== EXERCISE DIRECTIONS ==
With the pictures omitted, write out the entries that follow exactly as they stand.

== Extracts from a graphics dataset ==

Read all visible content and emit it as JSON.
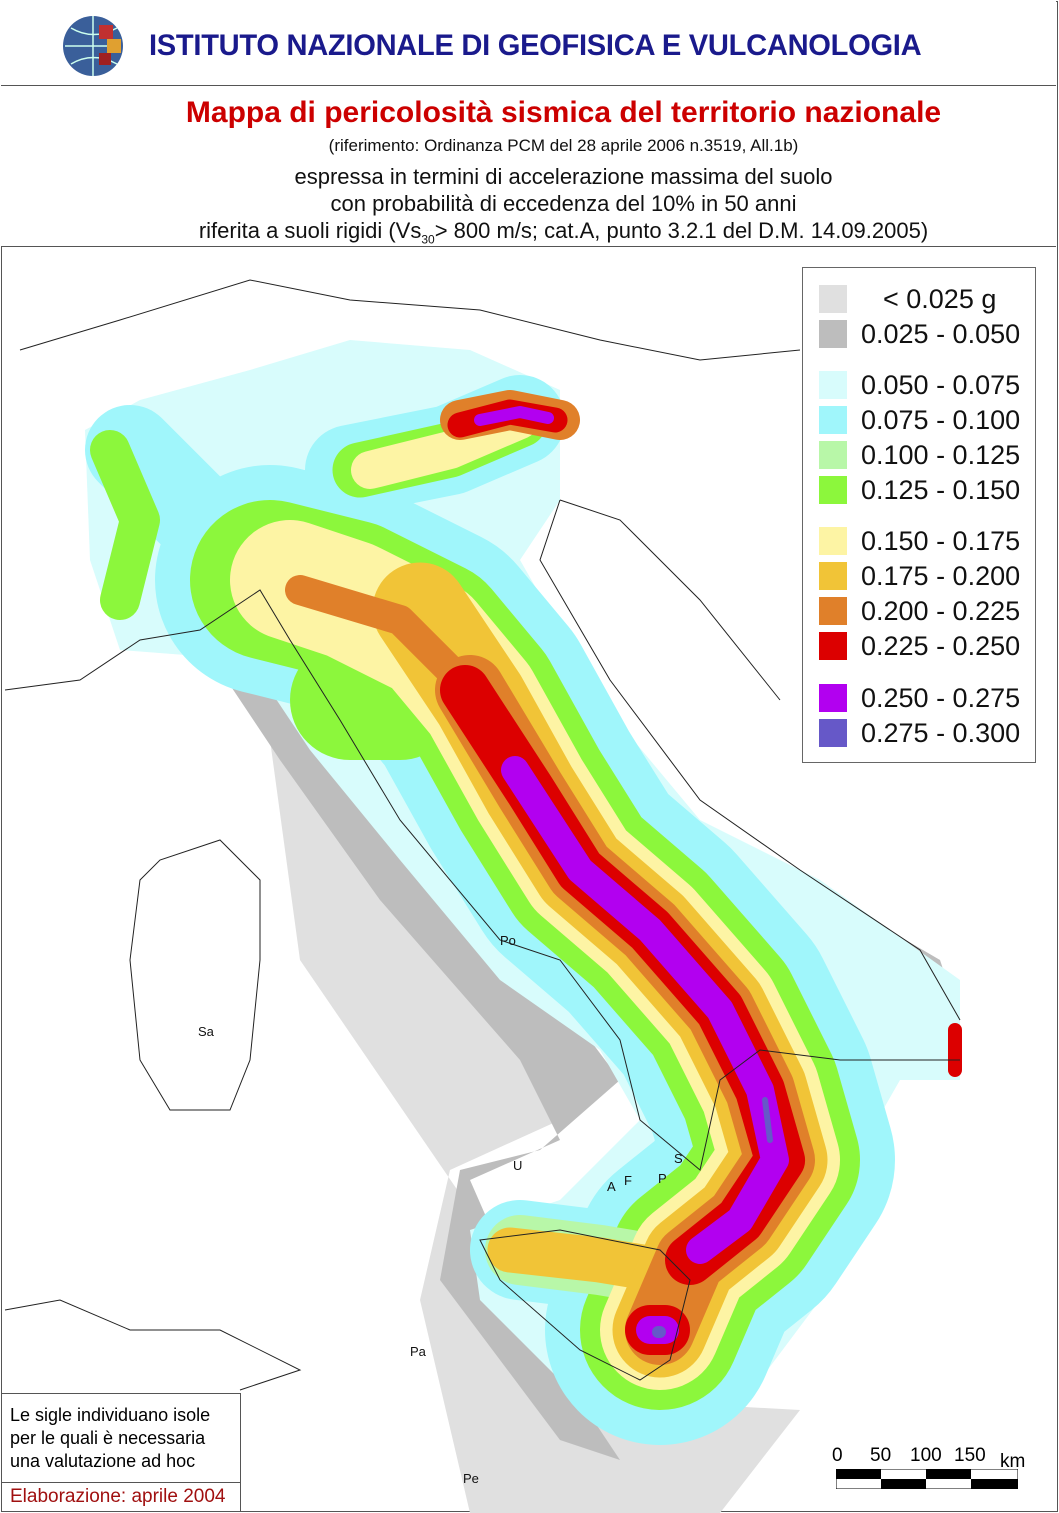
{
  "header": {
    "institute": "ISTITUTO NAZIONALE DI GEOFISICA E VULCANOLOGIA",
    "title": "Mappa di pericolosità sismica del territorio nazionale",
    "reference": "(riferimento: Ordinanza PCM del 28 aprile 2006 n.3519, All.1b)",
    "line1": "espressa in termini di accelerazione massima del suolo",
    "line2": "con probabilità di eccedenza del 10% in 50 anni",
    "line3_pre": "riferita a suoli rigidi (Vs",
    "line3_sub": "30",
    "line3_post": "> 800 m/s; cat.A, punto 3.2.1 del D.M. 14.09.2005)"
  },
  "legend": [
    {
      "label": "< 0.025 g",
      "color": "#e0e0e0"
    },
    {
      "label": "0.025 - 0.050",
      "color": "#bdbdbd"
    },
    {
      "label": "0.050 - 0.075",
      "color": "#d8fcfc"
    },
    {
      "label": "0.075 - 0.100",
      "color": "#a0f6fb"
    },
    {
      "label": "0.100 - 0.125",
      "color": "#b8f7a8"
    },
    {
      "label": "0.125 - 0.150",
      "color": "#8cf73c"
    },
    {
      "label": "0.150 - 0.175",
      "color": "#fdf4a4"
    },
    {
      "label": "0.175 - 0.200",
      "color": "#f1c437"
    },
    {
      "label": "0.200 - 0.225",
      "color": "#e0802a"
    },
    {
      "label": "0.225 - 0.250",
      "color": "#dc0000"
    },
    {
      "label": "0.250 - 0.275",
      "color": "#b200f0"
    },
    {
      "label": "0.275 - 0.300",
      "color": "#6658c8"
    }
  ],
  "islands": [
    "Po",
    "Sa",
    "U",
    "S",
    "A",
    "F",
    "P",
    "Pa",
    "Pe"
  ],
  "note": "Le sigle individuano isole per le quali è necessaria una valutazione ad hoc",
  "elaboration": "Elaborazione: aprile 2004",
  "scale": {
    "ticks": [
      "0",
      "50",
      "100",
      "150"
    ],
    "unit": "km"
  }
}
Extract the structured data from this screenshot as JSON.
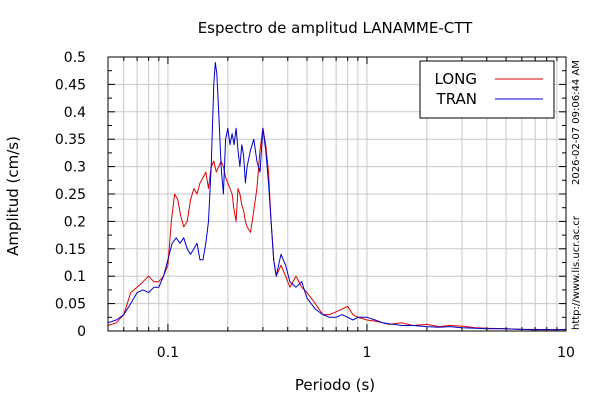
{
  "chart_data": {
    "type": "line",
    "title": "Espectro de amplitud LANAMME-CTT",
    "xlabel": "Periodo (s)",
    "ylabel": "Amplitud (cm/s)",
    "x_scale": "log",
    "xlim": [
      0.05,
      10
    ],
    "ylim": [
      0,
      0.5
    ],
    "grid": true,
    "legend_position": "top-right",
    "x_tick_labels": [
      {
        "value": 0.1,
        "label": "0.1"
      },
      {
        "value": 1,
        "label": "1"
      },
      {
        "value": 10,
        "label": "10"
      }
    ],
    "y_tick_labels": [
      "0",
      "0.05",
      "0.1",
      "0.15",
      "0.2",
      "0.25",
      "0.3",
      "0.35",
      "0.4",
      "0.45",
      "0.5"
    ],
    "side_text": [
      "http://www.lis.ucr.ac.cr",
      "2026-02-07 09:06:44 AM"
    ],
    "series": [
      {
        "name": "LONG",
        "color": "#dd0000",
        "x": [
          0.05,
          0.055,
          0.06,
          0.065,
          0.07,
          0.075,
          0.08,
          0.085,
          0.09,
          0.095,
          0.1,
          0.104,
          0.108,
          0.112,
          0.116,
          0.12,
          0.125,
          0.13,
          0.135,
          0.14,
          0.145,
          0.15,
          0.155,
          0.16,
          0.165,
          0.17,
          0.175,
          0.18,
          0.185,
          0.19,
          0.195,
          0.2,
          0.205,
          0.21,
          0.215,
          0.22,
          0.225,
          0.23,
          0.235,
          0.24,
          0.245,
          0.25,
          0.26,
          0.27,
          0.28,
          0.29,
          0.3,
          0.31,
          0.32,
          0.33,
          0.34,
          0.35,
          0.37,
          0.39,
          0.41,
          0.44,
          0.47,
          0.5,
          0.55,
          0.6,
          0.65,
          0.7,
          0.75,
          0.8,
          0.85,
          0.9,
          1,
          1.1,
          1.2,
          1.3,
          1.5,
          1.7,
          2,
          2.3,
          2.6,
          3,
          3.5,
          4,
          5,
          6,
          7,
          8,
          9,
          10
        ],
        "y": [
          0.01,
          0.015,
          0.03,
          0.07,
          0.08,
          0.09,
          0.1,
          0.09,
          0.09,
          0.1,
          0.12,
          0.2,
          0.25,
          0.24,
          0.21,
          0.19,
          0.2,
          0.24,
          0.26,
          0.25,
          0.27,
          0.28,
          0.29,
          0.26,
          0.3,
          0.31,
          0.29,
          0.3,
          0.31,
          0.3,
          0.28,
          0.27,
          0.26,
          0.25,
          0.22,
          0.2,
          0.26,
          0.25,
          0.23,
          0.22,
          0.2,
          0.19,
          0.18,
          0.22,
          0.26,
          0.33,
          0.37,
          0.34,
          0.29,
          0.2,
          0.13,
          0.1,
          0.12,
          0.1,
          0.08,
          0.1,
          0.08,
          0.07,
          0.05,
          0.03,
          0.03,
          0.035,
          0.04,
          0.045,
          0.03,
          0.025,
          0.02,
          0.018,
          0.015,
          0.012,
          0.015,
          0.01,
          0.012,
          0.008,
          0.01,
          0.009,
          0.006,
          0.005,
          0.004,
          0.003,
          0.003,
          0.002,
          0.003,
          0.002
        ]
      },
      {
        "name": "TRAN",
        "color": "#0000cc",
        "x": [
          0.05,
          0.055,
          0.06,
          0.065,
          0.07,
          0.075,
          0.08,
          0.085,
          0.09,
          0.095,
          0.1,
          0.105,
          0.11,
          0.115,
          0.12,
          0.125,
          0.13,
          0.135,
          0.14,
          0.145,
          0.15,
          0.155,
          0.16,
          0.165,
          0.17,
          0.173,
          0.176,
          0.18,
          0.185,
          0.19,
          0.195,
          0.2,
          0.205,
          0.21,
          0.215,
          0.22,
          0.225,
          0.23,
          0.235,
          0.24,
          0.245,
          0.25,
          0.26,
          0.27,
          0.28,
          0.29,
          0.3,
          0.31,
          0.32,
          0.33,
          0.34,
          0.35,
          0.37,
          0.39,
          0.41,
          0.44,
          0.47,
          0.5,
          0.55,
          0.6,
          0.65,
          0.7,
          0.75,
          0.8,
          0.85,
          0.9,
          1,
          1.1,
          1.2,
          1.3,
          1.5,
          1.7,
          2,
          2.3,
          2.6,
          3,
          3.5,
          4,
          5,
          6,
          7,
          8,
          9,
          10
        ],
        "y": [
          0.015,
          0.02,
          0.03,
          0.05,
          0.07,
          0.075,
          0.07,
          0.08,
          0.08,
          0.1,
          0.13,
          0.16,
          0.17,
          0.16,
          0.17,
          0.15,
          0.14,
          0.15,
          0.16,
          0.13,
          0.13,
          0.16,
          0.2,
          0.3,
          0.45,
          0.49,
          0.47,
          0.4,
          0.3,
          0.25,
          0.35,
          0.37,
          0.34,
          0.36,
          0.34,
          0.37,
          0.33,
          0.3,
          0.34,
          0.32,
          0.27,
          0.3,
          0.33,
          0.35,
          0.31,
          0.29,
          0.37,
          0.33,
          0.27,
          0.2,
          0.13,
          0.1,
          0.14,
          0.12,
          0.09,
          0.08,
          0.09,
          0.06,
          0.04,
          0.03,
          0.025,
          0.025,
          0.03,
          0.025,
          0.02,
          0.025,
          0.025,
          0.02,
          0.015,
          0.013,
          0.01,
          0.01,
          0.008,
          0.007,
          0.008,
          0.006,
          0.005,
          0.004,
          0.004,
          0.003,
          0.002,
          0.003,
          0.002,
          0.003
        ]
      }
    ]
  }
}
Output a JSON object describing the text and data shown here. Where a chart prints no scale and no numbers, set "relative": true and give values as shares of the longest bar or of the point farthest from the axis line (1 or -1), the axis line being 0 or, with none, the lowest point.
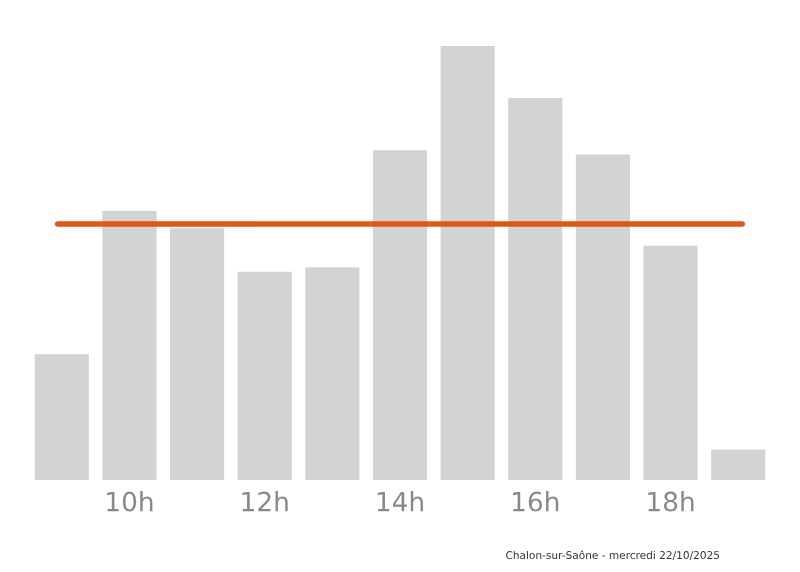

== TASK SOLUTION ==
Read all visible content and emit it as JSON.
{
  "header": {
    "institute": "ISTITUTO NAZIONALE DI GEOFISICA E VULCANOLOGIA",
    "title": "Mappa di pericolosità sismica del territorio nazionale",
    "reference": "(riferimento: Ordinanza PCM del 28 aprile 2006 n.3519, All.1b)",
    "line1": "espressa in termini di accelerazione massima del suolo",
    "line2": "con probabilità di eccedenza del 10% in 50 anni",
    "line3_pre": "riferita a suoli rigidi (Vs",
    "line3_sub": "30",
    "line3_post": "> 800 m/s; cat.A, punto 3.2.1 del D.M. 14.09.2005)"
  },
  "legend": [
    {
      "label": "< 0.025 g",
      "color": "#e0e0e0"
    },
    {
      "label": "0.025 - 0.050",
      "color": "#bdbdbd"
    },
    {
      "label": "0.050 - 0.075",
      "color": "#d8fcfc"
    },
    {
      "label": "0.075 - 0.100",
      "color": "#a0f6fb"
    },
    {
      "label": "0.100 - 0.125",
      "color": "#b8f7a8"
    },
    {
      "label": "0.125 - 0.150",
      "color": "#8cf73c"
    },
    {
      "label": "0.150 - 0.175",
      "color": "#fdf4a4"
    },
    {
      "label": "0.175 - 0.200",
      "color": "#f1c437"
    },
    {
      "label": "0.200 - 0.225",
      "color": "#e0802a"
    },
    {
      "label": "0.225 - 0.250",
      "color": "#dc0000"
    },
    {
      "label": "0.250 - 0.275",
      "color": "#b200f0"
    },
    {
      "label": "0.275 - 0.300",
      "color": "#6658c8"
    }
  ],
  "islands": [
    "Po",
    "Sa",
    "U",
    "S",
    "A",
    "F",
    "P",
    "Pa",
    "Pe"
  ],
  "note": "Le sigle individuano isole per le quali è necessaria una valutazione ad hoc",
  "elaboration": "Elaborazione: aprile 2004",
  "scale": {
    "ticks": [
      "0",
      "50",
      "100",
      "150"
    ],
    "unit": "km"
  }
}
Extract the structured data from this screenshot as JSON.
{
  "chart_data": {
    "type": "line",
    "title": "Espectro de amplitud LANAMME-CTT",
    "xlabel": "Periodo (s)",
    "ylabel": "Amplitud (cm/s)",
    "x_scale": "log",
    "xlim": [
      0.05,
      10
    ],
    "ylim": [
      0,
      0.5
    ],
    "grid": true,
    "legend_position": "top-right",
    "x_tick_labels": [
      {
        "value": 0.1,
        "label": "0.1"
      },
      {
        "value": 1,
        "label": "1"
      },
      {
        "value": 10,
        "label": "10"
      }
    ],
    "y_tick_labels": [
      "0",
      "0.05",
      "0.1",
      "0.15",
      "0.2",
      "0.25",
      "0.3",
      "0.35",
      "0.4",
      "0.45",
      "0.5"
    ],
    "side_text": [
      "http://www.lis.ucr.ac.cr",
      "2026-02-07 09:06:44 AM"
    ],
    "series": [
      {
        "name": "LONG",
        "color": "#dd0000",
        "x": [
          0.05,
          0.055,
          0.06,
          0.065,
          0.07,
          0.075,
          0.08,
          0.085,
          0.09,
          0.095,
          0.1,
          0.104,
          0.108,
          0.112,
          0.116,
          0.12,
          0.125,
          0.13,
          0.135,
          0.14,
          0.145,
          0.15,
          0.155,
          0.16,
          0.165,
          0.17,
          0.175,
          0.18,
          0.185,
          0.19,
          0.195,
          0.2,
          0.205,
          0.21,
          0.215,
          0.22,
          0.225,
          0.23,
          0.235,
          0.24,
          0.245,
          0.25,
          0.26,
          0.27,
          0.28,
          0.29,
          0.3,
          0.31,
          0.32,
          0.33,
          0.34,
          0.35,
          0.37,
          0.39,
          0.41,
          0.44,
          0.47,
          0.5,
          0.55,
          0.6,
          0.65,
          0.7,
          0.75,
          0.8,
          0.85,
          0.9,
          1,
          1.1,
          1.2,
          1.3,
          1.5,
          1.7,
          2,
          2.3,
          2.6,
          3,
          3.5,
          4,
          5,
          6,
          7,
          8,
          9,
          10
        ],
        "y": [
          0.01,
          0.015,
          0.03,
          0.07,
          0.08,
          0.09,
          0.1,
          0.09,
          0.09,
          0.1,
          0.12,
          0.2,
          0.25,
          0.24,
          0.21,
          0.19,
          0.2,
          0.24,
          0.26,
          0.25,
          0.27,
          0.28,
          0.29,
          0.26,
          0.3,
          0.31,
          0.29,
          0.3,
          0.31,
          0.3,
          0.28,
          0.27,
          0.26,
          0.25,
          0.22,
          0.2,
          0.26,
          0.25,
          0.23,
          0.22,
          0.2,
          0.19,
          0.18,
          0.22,
          0.26,
          0.33,
          0.37,
          0.34,
          0.29,
          0.2,
          0.13,
          0.1,
          0.12,
          0.1,
          0.08,
          0.1,
          0.08,
          0.07,
          0.05,
          0.03,
          0.03,
          0.035,
          0.04,
          0.045,
          0.03,
          0.025,
          0.02,
          0.018,
          0.015,
          0.012,
          0.015,
          0.01,
          0.012,
          0.008,
          0.01,
          0.009,
          0.006,
          0.005,
          0.004,
          0.003,
          0.003,
          0.002,
          0.003,
          0.002
        ]
      },
      {
        "name": "TRAN",
        "color": "#0000cc",
        "x": [
          0.05,
          0.055,
          0.06,
          0.065,
          0.07,
          0.075,
          0.08,
          0.085,
          0.09,
          0.095,
          0.1,
          0.105,
          0.11,
          0.115,
          0.12,
          0.125,
          0.13,
          0.135,
          0.14,
          0.145,
          0.15,
          0.155,
          0.16,
          0.165,
          0.17,
          0.173,
          0.176,
          0.18,
          0.185,
          0.19,
          0.195,
          0.2,
          0.205,
          0.21,
          0.215,
          0.22,
          0.225,
          0.23,
          0.235,
          0.24,
          0.245,
          0.25,
          0.26,
          0.27,
          0.28,
          0.29,
          0.3,
          0.31,
          0.32,
          0.33,
          0.34,
          0.35,
          0.37,
          0.39,
          0.41,
          0.44,
          0.47,
          0.5,
          0.55,
          0.6,
          0.65,
          0.7,
          0.75,
          0.8,
          0.85,
          0.9,
          1,
          1.1,
          1.2,
          1.3,
          1.5,
          1.7,
          2,
          2.3,
          2.6,
          3,
          3.5,
          4,
          5,
          6,
          7,
          8,
          9,
          10
        ],
        "y": [
          0.015,
          0.02,
          0.03,
          0.05,
          0.07,
          0.075,
          0.07,
          0.08,
          0.08,
          0.1,
          0.13,
          0.16,
          0.17,
          0.16,
          0.17,
          0.15,
          0.14,
          0.15,
          0.16,
          0.13,
          0.13,
          0.16,
          0.2,
          0.3,
          0.45,
          0.49,
          0.47,
          0.4,
          0.3,
          0.25,
          0.35,
          0.37,
          0.34,
          0.36,
          0.34,
          0.37,
          0.33,
          0.3,
          0.34,
          0.32,
          0.27,
          0.3,
          0.33,
          0.35,
          0.31,
          0.29,
          0.37,
          0.33,
          0.27,
          0.2,
          0.13,
          0.1,
          0.14,
          0.12,
          0.09,
          0.08,
          0.09,
          0.06,
          0.04,
          0.03,
          0.025,
          0.025,
          0.03,
          0.025,
          0.02,
          0.025,
          0.025,
          0.02,
          0.015,
          0.013,
          0.01,
          0.01,
          0.008,
          0.007,
          0.008,
          0.006,
          0.005,
          0.004,
          0.004,
          0.003,
          0.002,
          0.003,
          0.002,
          0.003
        ]
      }
    ]
  }
}
Output a JSON object describing the text and data shown here. Where a chart prints no scale and no numbers, set "relative": true and give values as shares of the longest bar or of the point farthest from the axis line (1 or -1), the axis line being 0 or, with none, the lowest point.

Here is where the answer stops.